Check each line of the records for "this"; collect those that have it.
#### Record extracts
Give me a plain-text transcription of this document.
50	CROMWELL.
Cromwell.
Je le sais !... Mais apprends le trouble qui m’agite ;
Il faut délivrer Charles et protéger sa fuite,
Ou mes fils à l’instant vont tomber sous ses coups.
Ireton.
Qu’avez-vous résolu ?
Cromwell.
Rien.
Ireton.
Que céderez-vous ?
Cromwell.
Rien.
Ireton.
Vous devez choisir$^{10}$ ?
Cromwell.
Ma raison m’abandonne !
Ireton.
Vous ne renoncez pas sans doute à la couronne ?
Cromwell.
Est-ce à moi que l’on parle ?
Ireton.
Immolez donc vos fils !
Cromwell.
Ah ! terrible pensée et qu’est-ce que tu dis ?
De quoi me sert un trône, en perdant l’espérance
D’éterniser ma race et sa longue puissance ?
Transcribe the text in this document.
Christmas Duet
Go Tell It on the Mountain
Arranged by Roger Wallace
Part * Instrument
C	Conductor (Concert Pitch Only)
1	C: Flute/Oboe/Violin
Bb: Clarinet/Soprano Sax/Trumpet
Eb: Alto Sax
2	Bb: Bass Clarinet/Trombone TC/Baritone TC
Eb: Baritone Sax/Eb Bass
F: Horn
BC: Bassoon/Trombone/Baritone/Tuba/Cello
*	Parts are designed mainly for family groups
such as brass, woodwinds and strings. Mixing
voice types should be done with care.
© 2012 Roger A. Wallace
########
**Written solution**
Give me a plain-text transcription of this document.
Transcribe the text in this document.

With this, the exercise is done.